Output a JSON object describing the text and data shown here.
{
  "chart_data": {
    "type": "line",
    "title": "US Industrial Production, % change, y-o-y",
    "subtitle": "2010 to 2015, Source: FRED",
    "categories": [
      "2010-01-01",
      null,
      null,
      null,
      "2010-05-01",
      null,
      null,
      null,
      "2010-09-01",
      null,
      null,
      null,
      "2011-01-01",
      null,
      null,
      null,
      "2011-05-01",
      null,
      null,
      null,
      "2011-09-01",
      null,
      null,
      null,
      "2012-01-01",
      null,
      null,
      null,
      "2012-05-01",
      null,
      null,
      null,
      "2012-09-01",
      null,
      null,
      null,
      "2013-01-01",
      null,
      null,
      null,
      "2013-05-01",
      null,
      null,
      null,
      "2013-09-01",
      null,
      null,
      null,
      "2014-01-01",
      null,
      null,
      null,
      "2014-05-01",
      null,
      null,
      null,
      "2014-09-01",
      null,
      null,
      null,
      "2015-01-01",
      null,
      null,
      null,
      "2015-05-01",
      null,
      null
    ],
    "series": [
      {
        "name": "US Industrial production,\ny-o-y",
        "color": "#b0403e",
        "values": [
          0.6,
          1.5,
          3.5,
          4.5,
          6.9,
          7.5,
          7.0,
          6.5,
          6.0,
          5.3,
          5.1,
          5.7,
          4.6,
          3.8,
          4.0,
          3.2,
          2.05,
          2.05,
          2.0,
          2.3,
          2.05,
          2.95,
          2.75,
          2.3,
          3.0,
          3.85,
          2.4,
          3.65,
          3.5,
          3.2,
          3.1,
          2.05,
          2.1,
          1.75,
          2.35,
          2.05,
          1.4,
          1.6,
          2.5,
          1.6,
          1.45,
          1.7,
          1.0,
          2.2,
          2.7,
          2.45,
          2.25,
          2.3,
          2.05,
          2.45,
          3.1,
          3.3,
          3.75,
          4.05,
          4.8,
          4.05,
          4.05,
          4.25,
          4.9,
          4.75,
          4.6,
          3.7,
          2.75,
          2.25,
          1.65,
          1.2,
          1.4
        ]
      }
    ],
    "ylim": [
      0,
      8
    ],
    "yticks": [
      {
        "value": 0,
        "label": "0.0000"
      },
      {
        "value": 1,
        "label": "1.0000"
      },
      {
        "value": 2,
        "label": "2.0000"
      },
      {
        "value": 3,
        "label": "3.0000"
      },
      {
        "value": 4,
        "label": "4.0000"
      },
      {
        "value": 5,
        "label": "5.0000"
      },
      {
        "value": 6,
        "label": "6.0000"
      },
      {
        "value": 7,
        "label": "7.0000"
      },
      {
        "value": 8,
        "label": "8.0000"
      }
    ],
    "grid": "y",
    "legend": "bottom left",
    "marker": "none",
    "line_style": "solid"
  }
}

◆ ◆ ◆ ◆ ◆ ◆ ◆

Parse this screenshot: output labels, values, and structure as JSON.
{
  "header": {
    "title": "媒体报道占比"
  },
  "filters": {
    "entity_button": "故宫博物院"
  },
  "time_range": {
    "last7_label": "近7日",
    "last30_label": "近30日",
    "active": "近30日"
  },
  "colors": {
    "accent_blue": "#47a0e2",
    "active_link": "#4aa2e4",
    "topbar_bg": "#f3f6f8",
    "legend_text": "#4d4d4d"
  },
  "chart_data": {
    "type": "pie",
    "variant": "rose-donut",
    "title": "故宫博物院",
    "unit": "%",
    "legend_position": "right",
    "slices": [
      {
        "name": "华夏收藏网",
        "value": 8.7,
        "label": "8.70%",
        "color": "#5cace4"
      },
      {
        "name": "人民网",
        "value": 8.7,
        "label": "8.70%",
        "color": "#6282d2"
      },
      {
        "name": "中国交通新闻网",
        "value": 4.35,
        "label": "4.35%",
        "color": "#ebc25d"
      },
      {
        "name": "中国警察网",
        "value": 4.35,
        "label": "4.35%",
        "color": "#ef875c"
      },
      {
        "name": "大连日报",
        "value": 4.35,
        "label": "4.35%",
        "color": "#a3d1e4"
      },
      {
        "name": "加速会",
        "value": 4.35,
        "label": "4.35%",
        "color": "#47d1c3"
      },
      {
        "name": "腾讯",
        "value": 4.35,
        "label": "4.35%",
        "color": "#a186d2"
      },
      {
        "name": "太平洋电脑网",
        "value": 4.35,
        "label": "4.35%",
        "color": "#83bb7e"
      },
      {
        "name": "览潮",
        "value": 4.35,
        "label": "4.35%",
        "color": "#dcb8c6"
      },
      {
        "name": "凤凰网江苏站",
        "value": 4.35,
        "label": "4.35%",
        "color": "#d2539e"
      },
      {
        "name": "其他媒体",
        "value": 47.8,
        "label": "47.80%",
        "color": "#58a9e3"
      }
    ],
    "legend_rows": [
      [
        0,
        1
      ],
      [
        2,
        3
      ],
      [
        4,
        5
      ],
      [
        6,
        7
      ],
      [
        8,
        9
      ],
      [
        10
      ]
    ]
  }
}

◆ ◆ ◆ ◆ ◆ ◆ ◆

▸ REQUEST
Give nothing but the number of lines containing the string "name".

▸ RESULT FOR THIS TASK
12